§ Exercise data
━━━━━━

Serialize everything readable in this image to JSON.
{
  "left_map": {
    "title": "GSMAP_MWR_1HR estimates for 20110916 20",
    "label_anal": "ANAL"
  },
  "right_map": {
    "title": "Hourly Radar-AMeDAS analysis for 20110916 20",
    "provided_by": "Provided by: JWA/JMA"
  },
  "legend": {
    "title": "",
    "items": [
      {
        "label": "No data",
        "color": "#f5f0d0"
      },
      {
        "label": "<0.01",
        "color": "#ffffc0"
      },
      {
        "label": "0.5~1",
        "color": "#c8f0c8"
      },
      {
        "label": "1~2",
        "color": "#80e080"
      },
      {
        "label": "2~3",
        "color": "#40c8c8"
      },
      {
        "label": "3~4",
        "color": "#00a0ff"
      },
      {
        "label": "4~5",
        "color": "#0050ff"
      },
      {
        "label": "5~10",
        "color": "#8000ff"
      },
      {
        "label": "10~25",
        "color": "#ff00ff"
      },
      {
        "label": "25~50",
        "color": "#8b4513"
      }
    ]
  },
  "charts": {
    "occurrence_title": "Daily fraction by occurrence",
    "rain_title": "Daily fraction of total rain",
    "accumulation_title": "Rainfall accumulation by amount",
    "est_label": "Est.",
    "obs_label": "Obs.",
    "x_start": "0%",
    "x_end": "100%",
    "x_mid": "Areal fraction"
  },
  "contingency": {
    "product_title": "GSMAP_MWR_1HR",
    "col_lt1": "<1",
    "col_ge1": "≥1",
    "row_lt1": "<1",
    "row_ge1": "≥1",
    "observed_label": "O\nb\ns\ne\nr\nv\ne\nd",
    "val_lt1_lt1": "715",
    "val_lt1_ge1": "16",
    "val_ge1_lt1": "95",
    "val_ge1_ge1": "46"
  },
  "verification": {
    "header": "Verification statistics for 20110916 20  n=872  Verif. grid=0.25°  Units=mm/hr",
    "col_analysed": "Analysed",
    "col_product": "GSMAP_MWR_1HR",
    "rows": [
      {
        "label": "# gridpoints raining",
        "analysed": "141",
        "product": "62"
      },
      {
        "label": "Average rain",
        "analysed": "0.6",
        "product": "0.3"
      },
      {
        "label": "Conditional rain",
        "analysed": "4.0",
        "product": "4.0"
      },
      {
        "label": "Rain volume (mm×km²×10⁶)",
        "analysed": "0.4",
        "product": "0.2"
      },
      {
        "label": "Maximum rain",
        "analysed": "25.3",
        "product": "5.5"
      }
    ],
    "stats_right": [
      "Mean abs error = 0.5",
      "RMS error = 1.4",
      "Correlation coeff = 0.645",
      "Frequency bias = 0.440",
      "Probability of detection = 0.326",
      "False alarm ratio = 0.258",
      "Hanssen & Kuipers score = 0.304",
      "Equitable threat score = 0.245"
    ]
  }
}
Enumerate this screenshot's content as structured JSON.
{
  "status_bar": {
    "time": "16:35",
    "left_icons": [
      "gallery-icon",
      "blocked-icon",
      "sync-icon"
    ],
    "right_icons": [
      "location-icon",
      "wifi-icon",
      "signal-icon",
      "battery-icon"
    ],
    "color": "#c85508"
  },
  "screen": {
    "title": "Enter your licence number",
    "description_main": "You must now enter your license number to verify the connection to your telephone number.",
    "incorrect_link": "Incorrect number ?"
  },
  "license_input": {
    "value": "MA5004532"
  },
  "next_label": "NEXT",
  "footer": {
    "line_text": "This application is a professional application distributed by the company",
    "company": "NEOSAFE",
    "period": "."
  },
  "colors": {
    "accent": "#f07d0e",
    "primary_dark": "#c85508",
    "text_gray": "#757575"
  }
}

━━━━━━

From the records above, please extract every line and repeat it exactly.

§ Written reply
Serialize everything readable in this image to JSON.
{
  "left_map": {
    "title": "GSMAP_MWR_1HR estimates for 20110916 20",
    "label_anal": "ANAL"
  },
  "right_map": {
    "title": "Hourly Radar-AMeDAS analysis for 20110916 20",
    "provided_by": "Provided by: JWA/JMA"
  },
  "legend": {
    "title": "",
    "items": [
      {
        "label": "No data",
        "color": "#f5f0d0"
      },
      {
        "label": "<0.01",
        "color": "#ffffc0"
      },
      {
        "label": "0.5~1",
        "color": "#c8f0c8"
      },
      {
        "label": "1~2",
        "color": "#80e080"
      },
      {
        "label": "2~3",
        "color": "#40c8c8"
      },
      {
        "label": "3~4",
        "color": "#00a0ff"
      },
      {
        "label": "4~5",
        "color": "#0050ff"
      },
      {
        "label": "5~10",
        "color": "#8000ff"
      },
      {
        "label": "10~25",
        "color": "#ff00ff"
      },
      {
        "label": "25~50",
        "color": "#8b4513"
      }
    ]
  },
  "charts": {
    "occurrence_title": "Daily fraction by occurrence",
    "rain_title": "Daily fraction of total rain",
    "accumulation_title": "Rainfall accumulation by amount",
    "est_label": "Est.",
    "obs_label": "Obs.",
    "x_start": "0%",
    "x_end": "100%",
    "x_mid": "Areal fraction"
  },
  "contingency": {
    "product_title": "GSMAP_MWR_1HR",
    "col_lt1": "<1",
    "col_ge1": "≥1",
    "row_lt1": "<1",
    "row_ge1": "≥1",
    "observed_label": "O\nb\ns\ne\nr\nv\ne\nd",
    "val_lt1_lt1": "715",
    "val_lt1_ge1": "16",
    "val_ge1_lt1": "95",
    "val_ge1_ge1": "46"
  },
  "verification": {
    "header": "Verification statistics for 20110916 20  n=872  Verif. grid=0.25°  Units=mm/hr",
    "col_analysed": "Analysed",
    "col_product": "GSMAP_MWR_1HR",
    "rows": [
      {
        "label": "# gridpoints raining",
        "analysed": "141",
        "product": "62"
      },
      {
        "label": "Average rain",
        "analysed": "0.6",
        "product": "0.3"
      },
      {
        "label": "Conditional rain",
        "analysed": "4.0",
        "product": "4.0"
      },
      {
        "label": "Rain volume (mm×km²×10⁶)",
        "analysed": "0.4",
        "product": "0.2"
      },
      {
        "label": "Maximum rain",
        "analysed": "25.3",
        "product": "5.5"
      }
    ],
    "stats_right": [
      "Mean abs error = 0.5",
      "RMS error = 1.4",
      "Correlation coeff = 0.645",
      "Frequency bias = 0.440",
      "Probability of detection = 0.326",
      "False alarm ratio = 0.258",
      "Hanssen & Kuipers score = 0.304",
      "Equitable threat score = 0.245"
    ]
  }
}
Enumerate this screenshot's content as structured JSON.
{
  "status_bar": {
    "time": "16:35",
    "left_icons": [
      "gallery-icon",
      "blocked-icon",
      "sync-icon"
    ],
    "right_icons": [
      "location-icon",
      "wifi-icon",
      "signal-icon",
      "battery-icon"
    ],
    "color": "#c85508"
  },
  "screen": {
    "title": "Enter your licence number",
    "description_main": "You must now enter your license number to verify the connection to your telephone number.",
    "incorrect_link": "Incorrect number ?"
  },
  "license_input": {
    "value": "MA5004532"
  },
  "next_label": "NEXT",
  "footer": {
    "line_text": "This application is a professional application distributed by the company",
    "company": "NEOSAFE",
    "period": "."
  },
  "colors": {
    "accent": "#f07d0e",
    "primary_dark": "#c85508",
    "text_gray": "#757575"
  }
}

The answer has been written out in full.